(Stored data)
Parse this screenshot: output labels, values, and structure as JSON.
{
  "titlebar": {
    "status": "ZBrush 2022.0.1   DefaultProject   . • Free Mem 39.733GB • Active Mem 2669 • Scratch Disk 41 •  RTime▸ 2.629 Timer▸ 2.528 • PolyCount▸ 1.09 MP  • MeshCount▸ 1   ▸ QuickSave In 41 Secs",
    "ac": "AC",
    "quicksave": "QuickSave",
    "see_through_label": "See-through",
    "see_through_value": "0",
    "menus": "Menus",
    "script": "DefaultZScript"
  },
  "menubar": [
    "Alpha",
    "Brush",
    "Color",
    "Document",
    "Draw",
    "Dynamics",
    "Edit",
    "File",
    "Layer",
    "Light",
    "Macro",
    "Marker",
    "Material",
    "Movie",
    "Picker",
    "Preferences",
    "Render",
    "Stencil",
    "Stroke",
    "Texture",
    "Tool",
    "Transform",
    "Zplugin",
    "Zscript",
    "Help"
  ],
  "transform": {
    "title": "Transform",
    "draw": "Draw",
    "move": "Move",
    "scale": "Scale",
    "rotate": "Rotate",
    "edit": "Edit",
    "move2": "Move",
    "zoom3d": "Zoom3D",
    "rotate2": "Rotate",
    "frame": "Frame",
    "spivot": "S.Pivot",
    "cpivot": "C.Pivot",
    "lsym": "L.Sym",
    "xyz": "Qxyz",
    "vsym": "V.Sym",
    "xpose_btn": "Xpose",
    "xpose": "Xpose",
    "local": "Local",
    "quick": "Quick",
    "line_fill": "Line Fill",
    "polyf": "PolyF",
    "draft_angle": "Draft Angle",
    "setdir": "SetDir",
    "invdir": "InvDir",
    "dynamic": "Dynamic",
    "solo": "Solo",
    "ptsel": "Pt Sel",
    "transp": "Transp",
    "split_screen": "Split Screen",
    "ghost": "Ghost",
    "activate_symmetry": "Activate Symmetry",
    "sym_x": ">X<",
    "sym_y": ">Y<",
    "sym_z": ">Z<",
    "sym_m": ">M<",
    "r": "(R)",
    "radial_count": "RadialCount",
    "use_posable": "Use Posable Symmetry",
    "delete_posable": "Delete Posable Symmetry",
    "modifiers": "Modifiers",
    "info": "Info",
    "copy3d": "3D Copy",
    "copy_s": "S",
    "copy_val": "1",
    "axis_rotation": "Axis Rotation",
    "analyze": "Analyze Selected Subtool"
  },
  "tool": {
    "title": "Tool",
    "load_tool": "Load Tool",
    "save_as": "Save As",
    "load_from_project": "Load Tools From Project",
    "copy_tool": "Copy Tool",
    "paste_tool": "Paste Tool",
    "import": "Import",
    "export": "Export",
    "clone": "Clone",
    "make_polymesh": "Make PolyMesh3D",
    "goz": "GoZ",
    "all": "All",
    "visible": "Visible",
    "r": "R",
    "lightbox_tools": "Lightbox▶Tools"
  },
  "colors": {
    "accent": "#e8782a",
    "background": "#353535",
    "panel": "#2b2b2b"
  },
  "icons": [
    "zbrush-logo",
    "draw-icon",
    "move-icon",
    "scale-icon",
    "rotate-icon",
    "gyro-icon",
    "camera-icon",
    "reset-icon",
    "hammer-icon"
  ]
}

Written request>
Return every line of the material exactly.

Complete response>
Parse this screenshot: output labels, values, and structure as JSON.
{
  "titlebar": {
    "status": "ZBrush 2022.0.1   DefaultProject   . • Free Mem 39.733GB • Active Mem 2669 • Scratch Disk 41 •  RTime▸ 2.629 Timer▸ 2.528 • PolyCount▸ 1.09 MP  • MeshCount▸ 1   ▸ QuickSave In 41 Secs",
    "ac": "AC",
    "quicksave": "QuickSave",
    "see_through_label": "See-through",
    "see_through_value": "0",
    "menus": "Menus",
    "script": "DefaultZScript"
  },
  "menubar": [
    "Alpha",
    "Brush",
    "Color",
    "Document",
    "Draw",
    "Dynamics",
    "Edit",
    "File",
    "Layer",
    "Light",
    "Macro",
    "Marker",
    "Material",
    "Movie",
    "Picker",
    "Preferences",
    "Render",
    "Stencil",
    "Stroke",
    "Texture",
    "Tool",
    "Transform",
    "Zplugin",
    "Zscript",
    "Help"
  ],
  "transform": {
    "title": "Transform",
    "draw": "Draw",
    "move": "Move",
    "scale": "Scale",
    "rotate": "Rotate",
    "edit": "Edit",
    "move2": "Move",
    "zoom3d": "Zoom3D",
    "rotate2": "Rotate",
    "frame": "Frame",
    "spivot": "S.Pivot",
    "cpivot": "C.Pivot",
    "lsym": "L.Sym",
    "xyz": "Qxyz",
    "vsym": "V.Sym",
    "xpose_btn": "Xpose",
    "xpose": "Xpose",
    "local": "Local",
    "quick": "Quick",
    "line_fill": "Line Fill",
    "polyf": "PolyF",
    "draft_angle": "Draft Angle",
    "setdir": "SetDir",
    "invdir": "InvDir",
    "dynamic": "Dynamic",
    "solo": "Solo",
    "ptsel": "Pt Sel",
    "transp": "Transp",
    "split_screen": "Split Screen",
    "ghost": "Ghost",
    "activate_symmetry": "Activate Symmetry",
    "sym_x": ">X<",
    "sym_y": ">Y<",
    "sym_z": ">Z<",
    "sym_m": ">M<",
    "r": "(R)",
    "radial_count": "RadialCount",
    "use_posable": "Use Posable Symmetry",
    "delete_posable": "Delete Posable Symmetry",
    "modifiers": "Modifiers",
    "info": "Info",
    "copy3d": "3D Copy",
    "copy_s": "S",
    "copy_val": "1",
    "axis_rotation": "Axis Rotation",
    "analyze": "Analyze Selected Subtool"
  },
  "tool": {
    "title": "Tool",
    "load_tool": "Load Tool",
    "save_as": "Save As",
    "load_from_project": "Load Tools From Project",
    "copy_tool": "Copy Tool",
    "paste_tool": "Paste Tool",
    "import": "Import",
    "export": "Export",
    "clone": "Clone",
    "make_polymesh": "Make PolyMesh3D",
    "goz": "GoZ",
    "all": "All",
    "visible": "Visible",
    "r": "R",
    "lightbox_tools": "Lightbox▶Tools"
  },
  "colors": {
    "accent": "#e8782a",
    "background": "#353535",
    "panel": "#2b2b2b"
  },
  "icons": [
    "zbrush-logo",
    "draw-icon",
    "move-icon",
    "scale-icon",
    "rotate-icon",
    "gyro-icon",
    "camera-icon",
    "reset-icon",
    "hammer-icon"
  ]
}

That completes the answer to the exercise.